THE REQUEST:
Replace every "graph-node" in the material below with "graph-vertex" and give back all the lines with nothing else changed. Leave the pictures out.

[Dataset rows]
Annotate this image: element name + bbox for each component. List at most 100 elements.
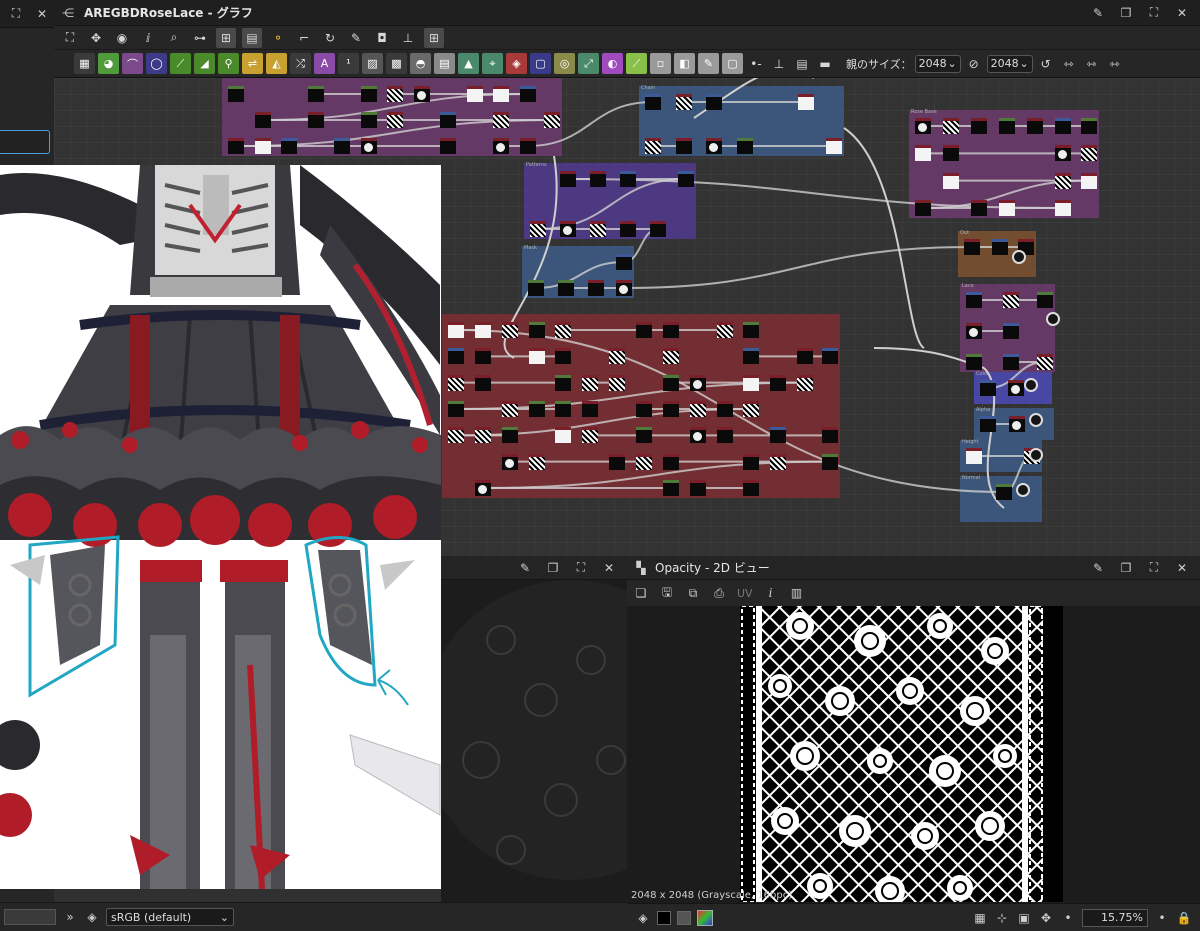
align-h-icon[interactable]: ⇿ <box>1059 54 1079 74</box>
graph-node[interactable] <box>254 112 271 128</box>
graph-node[interactable] <box>555 348 572 365</box>
histogram-icon[interactable]: ▥ <box>789 585 805 601</box>
graph-node[interactable] <box>555 322 572 338</box>
graph-node[interactable] <box>996 484 1012 500</box>
tree-icon[interactable]: ⚲ <box>218 53 239 74</box>
graph-node[interactable] <box>943 172 959 189</box>
graph-node[interactable] <box>716 322 733 338</box>
3d-viewport[interactable] <box>441 580 627 902</box>
channel-gray-swatch[interactable] <box>677 910 691 925</box>
close-icon[interactable]: ✕ <box>601 560 617 576</box>
graph-node[interactable] <box>822 453 838 470</box>
graph-node[interactable] <box>1002 354 1019 370</box>
graph-node[interactable] <box>675 138 692 154</box>
restore-icon[interactable]: ❐ <box>1118 5 1134 21</box>
graph-node[interactable] <box>826 138 842 154</box>
graph-node[interactable] <box>501 453 518 470</box>
graph-node[interactable] <box>706 138 722 154</box>
graph-node[interactable] <box>387 112 403 128</box>
graph-node[interactable] <box>474 348 491 365</box>
graph-node[interactable] <box>582 401 599 417</box>
graph-node[interactable] <box>474 427 491 444</box>
pan-icon[interactable]: ✥ <box>1038 910 1054 926</box>
graph-node[interactable] <box>797 94 814 110</box>
paint-icon[interactable]: ◢ <box>194 53 215 74</box>
graph-node[interactable] <box>980 380 996 396</box>
uv-toggle[interactable]: UV <box>737 587 753 600</box>
graph-node[interactable] <box>440 138 456 154</box>
tiling-icon[interactable]: ⊹ <box>994 910 1010 926</box>
graph-node[interactable] <box>493 112 509 128</box>
graph-node[interactable] <box>466 86 483 102</box>
size-height-select[interactable]: 2048 ⌄ <box>986 54 1033 73</box>
graph-node[interactable] <box>662 348 679 365</box>
scroll-region[interactable] <box>4 909 56 925</box>
graph-node[interactable] <box>448 322 464 338</box>
pin-icon[interactable]: ✎ <box>1090 5 1106 21</box>
graph-node[interactable] <box>689 427 706 444</box>
graph-node[interactable] <box>440 112 456 128</box>
fit-icon[interactable]: ▣ <box>1016 910 1032 926</box>
graph-node[interactable] <box>915 200 931 216</box>
graph-node[interactable] <box>609 453 626 470</box>
layout-icon[interactable]: ▤ <box>242 27 262 48</box>
graph-node[interactable] <box>743 374 760 391</box>
graph-node[interactable] <box>1081 118 1097 134</box>
layers-icon[interactable]: ▤ <box>434 53 455 74</box>
graph-node[interactable] <box>645 138 661 154</box>
svg-icon[interactable]: ✎ <box>698 53 719 74</box>
graph-node[interactable] <box>620 171 636 187</box>
lock-icon[interactable]: 🔒 <box>1176 910 1192 926</box>
graph-node[interactable] <box>501 401 518 417</box>
graph-node[interactable] <box>228 86 244 102</box>
frame-icon[interactable]: ⛶ <box>60 28 80 48</box>
graph-node[interactable] <box>519 86 536 102</box>
graph-node[interactable] <box>616 254 632 270</box>
graph-node[interactable] <box>528 348 545 365</box>
levels-icon[interactable]: ⟋ <box>170 53 191 74</box>
selection-icon[interactable]: ▢ <box>530 53 551 74</box>
graph-node[interactable] <box>360 112 377 128</box>
graph-node[interactable] <box>770 427 787 444</box>
graph-node[interactable] <box>743 453 760 470</box>
graph-node[interactable] <box>971 200 987 216</box>
graph-node[interactable] <box>530 221 546 237</box>
graph-node[interactable] <box>822 427 838 444</box>
graph-node[interactable] <box>582 374 599 391</box>
link-icon[interactable]: ⊶ <box>190 28 210 48</box>
graph-node[interactable] <box>943 118 959 134</box>
refresh-icon[interactable]: ↻ <box>320 28 340 48</box>
graph-node[interactable] <box>662 322 679 338</box>
graph-node[interactable] <box>474 374 491 391</box>
graph-node[interactable] <box>360 138 377 154</box>
graph-node[interactable] <box>943 145 959 162</box>
zoom-input[interactable]: 15.75% <box>1082 908 1148 927</box>
circle-icon[interactable]: ◯ <box>146 53 167 74</box>
graph-node[interactable] <box>560 171 576 187</box>
link-size-icon[interactable]: ⊘ <box>964 54 984 74</box>
graph-node[interactable] <box>448 348 464 365</box>
graph-node[interactable] <box>474 480 491 496</box>
graph-node[interactable] <box>689 401 706 417</box>
color-wheel-icon[interactable]: ◐ <box>602 53 623 74</box>
transform-icon[interactable]: ⌖ <box>482 53 503 74</box>
graph-node[interactable] <box>662 480 679 496</box>
close-icon[interactable]: ✕ <box>1174 5 1190 21</box>
graph-node[interactable] <box>797 348 814 365</box>
image-icon[interactable]: ▨ <box>362 53 383 74</box>
graph-node[interactable] <box>1081 145 1097 162</box>
graph-node[interactable] <box>1037 354 1053 370</box>
output-badge-icon[interactable] <box>1012 250 1026 264</box>
value-icon[interactable]: ¹ <box>338 53 359 74</box>
shuffle-icon[interactable]: ⤮ <box>290 53 311 74</box>
speech-icon[interactable]: ▬ <box>815 54 835 74</box>
graph-node[interactable] <box>281 138 297 154</box>
fx-icon[interactable]: ◧ <box>674 53 695 74</box>
layers-icon[interactable]: ◈ <box>84 909 100 925</box>
graph-node[interactable] <box>1055 118 1071 134</box>
graph-node[interactable] <box>588 280 604 296</box>
zoom-in-icon[interactable]: • <box>1154 910 1170 926</box>
align-icon[interactable]: ⊞ <box>216 27 236 48</box>
maximize-icon[interactable]: ⛶ <box>1146 560 1162 576</box>
graph-node[interactable] <box>582 427 599 444</box>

SOLUTION TO THIS PROBLEM:
Annotate this image: element name + bbox for each component. List at most 100 elements.
align-h-icon[interactable]: ⇿ <box>1059 54 1079 74</box>
graph-vertex[interactable] <box>254 112 271 128</box>
graph-vertex[interactable] <box>555 348 572 365</box>
histogram-icon[interactable]: ▥ <box>789 585 805 601</box>
graph-vertex[interactable] <box>555 322 572 338</box>
graph-vertex[interactable] <box>996 484 1012 500</box>
tree-icon[interactable]: ⚲ <box>218 53 239 74</box>
graph-vertex[interactable] <box>943 172 959 189</box>
graph-vertex[interactable] <box>716 322 733 338</box>
3d-viewport[interactable] <box>441 580 627 902</box>
channel-gray-swatch[interactable] <box>677 910 691 925</box>
close-icon[interactable]: ✕ <box>601 560 617 576</box>
graph-vertex[interactable] <box>822 453 838 470</box>
graph-vertex[interactable] <box>1002 354 1019 370</box>
graph-vertex[interactable] <box>675 138 692 154</box>
restore-icon[interactable]: ❐ <box>1118 5 1134 21</box>
graph-vertex[interactable] <box>826 138 842 154</box>
graph-vertex[interactable] <box>501 453 518 470</box>
graph-vertex[interactable] <box>706 138 722 154</box>
graph-vertex[interactable] <box>387 112 403 128</box>
graph-vertex[interactable] <box>474 348 491 365</box>
graph-vertex[interactable] <box>582 401 599 417</box>
graph-vertex[interactable] <box>474 427 491 444</box>
pan-icon[interactable]: ✥ <box>1038 910 1054 926</box>
graph-vertex[interactable] <box>797 94 814 110</box>
paint-icon[interactable]: ◢ <box>194 53 215 74</box>
graph-vertex[interactable] <box>980 380 996 396</box>
uv-toggle[interactable]: UV <box>737 587 753 600</box>
graph-vertex[interactable] <box>440 138 456 154</box>
tiling-icon[interactable]: ⊹ <box>994 910 1010 926</box>
graph-vertex[interactable] <box>493 112 509 128</box>
graph-vertex[interactable] <box>466 86 483 102</box>
size-height-select[interactable]: 2048 ⌄ <box>986 54 1033 73</box>
graph-vertex[interactable] <box>662 348 679 365</box>
scroll-region[interactable] <box>4 909 56 925</box>
graph-vertex[interactable] <box>448 322 464 338</box>
pin-icon[interactable]: ✎ <box>1090 5 1106 21</box>
graph-vertex[interactable] <box>689 427 706 444</box>
graph-vertex[interactable] <box>440 112 456 128</box>
fit-icon[interactable]: ▣ <box>1016 910 1032 926</box>
graph-vertex[interactable] <box>915 200 931 216</box>
graph-vertex[interactable] <box>609 453 626 470</box>
layout-icon[interactable]: ▤ <box>242 27 262 48</box>
graph-vertex[interactable] <box>743 374 760 391</box>
graph-vertex[interactable] <box>1081 118 1097 134</box>
layers-icon[interactable]: ▤ <box>434 53 455 74</box>
graph-vertex[interactable] <box>645 138 661 154</box>
svg-icon[interactable]: ✎ <box>698 53 719 74</box>
graph-vertex[interactable] <box>620 171 636 187</box>
lock-icon[interactable]: 🔒 <box>1176 910 1192 926</box>
graph-vertex[interactable] <box>501 401 518 417</box>
graph-vertex[interactable] <box>228 86 244 102</box>
frame-icon[interactable]: ⛶ <box>60 28 80 48</box>
graph-vertex[interactable] <box>519 86 536 102</box>
graph-vertex[interactable] <box>616 254 632 270</box>
graph-vertex[interactable] <box>528 348 545 365</box>
levels-icon[interactable]: ⟋ <box>170 53 191 74</box>
selection-icon[interactable]: ▢ <box>530 53 551 74</box>
graph-vertex[interactable] <box>360 112 377 128</box>
graph-vertex[interactable] <box>770 427 787 444</box>
graph-vertex[interactable] <box>743 453 760 470</box>
graph-vertex[interactable] <box>971 200 987 216</box>
graph-vertex[interactable] <box>530 221 546 237</box>
graph-vertex[interactable] <box>822 427 838 444</box>
graph-vertex[interactable] <box>582 374 599 391</box>
link-icon[interactable]: ⊶ <box>190 28 210 48</box>
graph-vertex[interactable] <box>943 118 959 134</box>
refresh-icon[interactable]: ↻ <box>320 28 340 48</box>
graph-vertex[interactable] <box>662 322 679 338</box>
graph-vertex[interactable] <box>474 374 491 391</box>
graph-vertex[interactable] <box>360 138 377 154</box>
graph-vertex[interactable] <box>943 145 959 162</box>
zoom-input[interactable]: 15.75% <box>1082 908 1148 927</box>
circle-icon[interactable]: ◯ <box>146 53 167 74</box>
graph-vertex[interactable] <box>560 171 576 187</box>
link-size-icon[interactable]: ⊘ <box>964 54 984 74</box>
graph-vertex[interactable] <box>448 348 464 365</box>
graph-vertex[interactable] <box>474 480 491 496</box>
graph-vertex[interactable] <box>689 401 706 417</box>
color-wheel-icon[interactable]: ◐ <box>602 53 623 74</box>
transform-icon[interactable]: ⌖ <box>482 53 503 74</box>
graph-vertex[interactable] <box>662 480 679 496</box>
close-icon[interactable]: ✕ <box>1174 5 1190 21</box>
graph-vertex[interactable] <box>797 348 814 365</box>
image-icon[interactable]: ▨ <box>362 53 383 74</box>
graph-vertex[interactable] <box>1081 145 1097 162</box>
graph-vertex[interactable] <box>1037 354 1053 370</box>
output-badge-icon[interactable] <box>1012 250 1026 264</box>
value-icon[interactable]: ¹ <box>338 53 359 74</box>
shuffle-icon[interactable]: ⤮ <box>290 53 311 74</box>
speech-icon[interactable]: ▬ <box>815 54 835 74</box>
graph-vertex[interactable] <box>281 138 297 154</box>
fx-icon[interactable]: ◧ <box>674 53 695 74</box>
layers-icon[interactable]: ◈ <box>84 909 100 925</box>
graph-vertex[interactable] <box>1055 118 1071 134</box>
graph-vertex[interactable] <box>588 280 604 296</box>
zoom-in-icon[interactable]: • <box>1154 910 1170 926</box>
align-icon[interactable]: ⊞ <box>216 27 236 48</box>
maximize-icon[interactable]: ⛶ <box>1146 560 1162 576</box>
graph-vertex[interactable] <box>582 427 599 444</box>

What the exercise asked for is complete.